● **TASK**: Repeat the records below exactly, leaving out any pictures.

Figure record extracts:
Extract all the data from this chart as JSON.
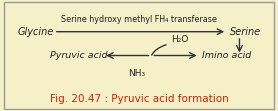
{
  "bg_color": "#f5f0c8",
  "border_color": "#999999",
  "title": "Fig. 20.47 : Pyruvic acid formation",
  "title_color": "#cc2200",
  "title_fontsize": 7.5,
  "glycine_text": "Glycine",
  "serine_text": "Serine",
  "top_arrow_label": "Serine hydroxy methyl FH₄ transferase",
  "pyruvic_text": "Pyruvic acid",
  "imino_text": "Imino acid",
  "h2o_text": "H₂O",
  "nh3_text": "NH₃",
  "text_color": "#222222",
  "arrow_color": "#333333"
}
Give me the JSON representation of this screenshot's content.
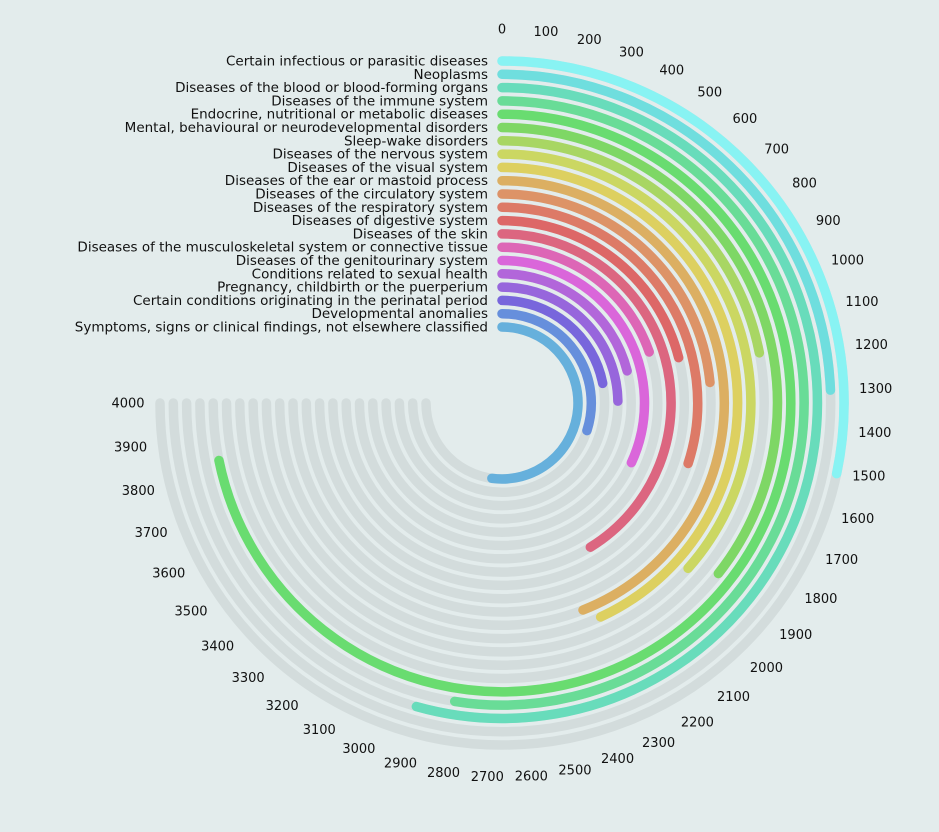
{
  "chart_data": {
    "type": "radial-bar",
    "title": "",
    "max": 4000,
    "track_color": "#d3dcdc",
    "ticks": [
      0,
      100,
      200,
      300,
      400,
      500,
      600,
      700,
      800,
      900,
      1000,
      1100,
      1200,
      1300,
      1400,
      1500,
      1600,
      1700,
      1800,
      1900,
      2000,
      2100,
      2200,
      2300,
      2400,
      2500,
      2600,
      2700,
      2800,
      2900,
      3000,
      3100,
      3200,
      3300,
      3400,
      3500,
      3600,
      3700,
      3800,
      3900,
      4000
    ],
    "categories": [
      "Certain infectious or parasitic diseases",
      "Neoplasms",
      "Diseases of the blood or blood-forming organs",
      "Diseases of the immune system",
      "Endocrine, nutritional or metabolic diseases",
      "Mental, behavioural or neurodevelopmental disorders",
      "Sleep-wake disorders",
      "Diseases of the nervous system",
      "Diseases of the visual system",
      "Diseases of the ear or mastoid process",
      "Diseases of the circulatory system",
      "Diseases of the respiratory system",
      "Diseases of digestive system",
      "Diseases of the skin",
      "Diseases of the musculoskeletal system or connective tissue",
      "Diseases of the genitourinary system",
      "Conditions related to sexual health",
      "Pregnancy, childbirth or the puerperium",
      "Certain conditions originating in the perinatal period",
      "Developmental anomalies",
      "Symptoms, signs or clinical findings, not elsewhere classified"
    ],
    "values": [
      1510,
      1300,
      2900,
      2800,
      3830,
      1900,
      1170,
      1950,
      2300,
      2350,
      1250,
      1600,
      1120,
      2200,
      1050,
      1700,
      1120,
      1320,
      1170,
      1600,
      2780
    ],
    "colors": [
      "#88f3f3",
      "#6fdede",
      "#68dcbb",
      "#69dc97",
      "#69dc70",
      "#7ed765",
      "#a8d663",
      "#cbd762",
      "#ddd060",
      "#dcaf62",
      "#dd9367",
      "#dd7a67",
      "#dd6767",
      "#dc6680",
      "#dd66b6",
      "#da66da",
      "#b266da",
      "#9766dc",
      "#7866dc",
      "#668fdc",
      "#66b0dc"
    ]
  }
}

● **REPLY TO THE EXERCISE**:
Extract all the data from this chart as JSON.
{
  "bg_color": "#f5f0c8",
  "border_color": "#999999",
  "title": "Fig. 20.47 : Pyruvic acid formation",
  "title_color": "#cc2200",
  "title_fontsize": 7.5,
  "glycine_text": "Glycine",
  "serine_text": "Serine",
  "top_arrow_label": "Serine hydroxy methyl FH₄ transferase",
  "pyruvic_text": "Pyruvic acid",
  "imino_text": "Imino acid",
  "h2o_text": "H₂O",
  "nh3_text": "NH₃",
  "text_color": "#222222",
  "arrow_color": "#333333"
}
Give me the JSON representation of this screenshot's content.
{
  "chart_data": {
    "type": "radial-bar",
    "title": "",
    "max": 4000,
    "track_color": "#d3dcdc",
    "ticks": [
      0,
      100,
      200,
      300,
      400,
      500,
      600,
      700,
      800,
      900,
      1000,
      1100,
      1200,
      1300,
      1400,
      1500,
      1600,
      1700,
      1800,
      1900,
      2000,
      2100,
      2200,
      2300,
      2400,
      2500,
      2600,
      2700,
      2800,
      2900,
      3000,
      3100,
      3200,
      3300,
      3400,
      3500,
      3600,
      3700,
      3800,
      3900,
      4000
    ],
    "categories": [
      "Certain infectious or parasitic diseases",
      "Neoplasms",
      "Diseases of the blood or blood-forming organs",
      "Diseases of the immune system",
      "Endocrine, nutritional or metabolic diseases",
      "Mental, behavioural or neurodevelopmental disorders",
      "Sleep-wake disorders",
      "Diseases of the nervous system",
      "Diseases of the visual system",
      "Diseases of the ear or mastoid process",
      "Diseases of the circulatory system",
      "Diseases of the respiratory system",
      "Diseases of digestive system",
      "Diseases of the skin",
      "Diseases of the musculoskeletal system or connective tissue",
      "Diseases of the genitourinary system",
      "Conditions related to sexual health",
      "Pregnancy, childbirth or the puerperium",
      "Certain conditions originating in the perinatal period",
      "Developmental anomalies",
      "Symptoms, signs or clinical findings, not elsewhere classified"
    ],
    "values": [
      1510,
      1300,
      2900,
      2800,
      3830,
      1900,
      1170,
      1950,
      2300,
      2350,
      1250,
      1600,
      1120,
      2200,
      1050,
      1700,
      1120,
      1320,
      1170,
      1600,
      2780
    ],
    "colors": [
      "#88f3f3",
      "#6fdede",
      "#68dcbb",
      "#69dc97",
      "#69dc70",
      "#7ed765",
      "#a8d663",
      "#cbd762",
      "#ddd060",
      "#dcaf62",
      "#dd9367",
      "#dd7a67",
      "#dd6767",
      "#dc6680",
      "#dd66b6",
      "#da66da",
      "#b266da",
      "#9766dc",
      "#7866dc",
      "#668fdc",
      "#66b0dc"
    ]
  }
}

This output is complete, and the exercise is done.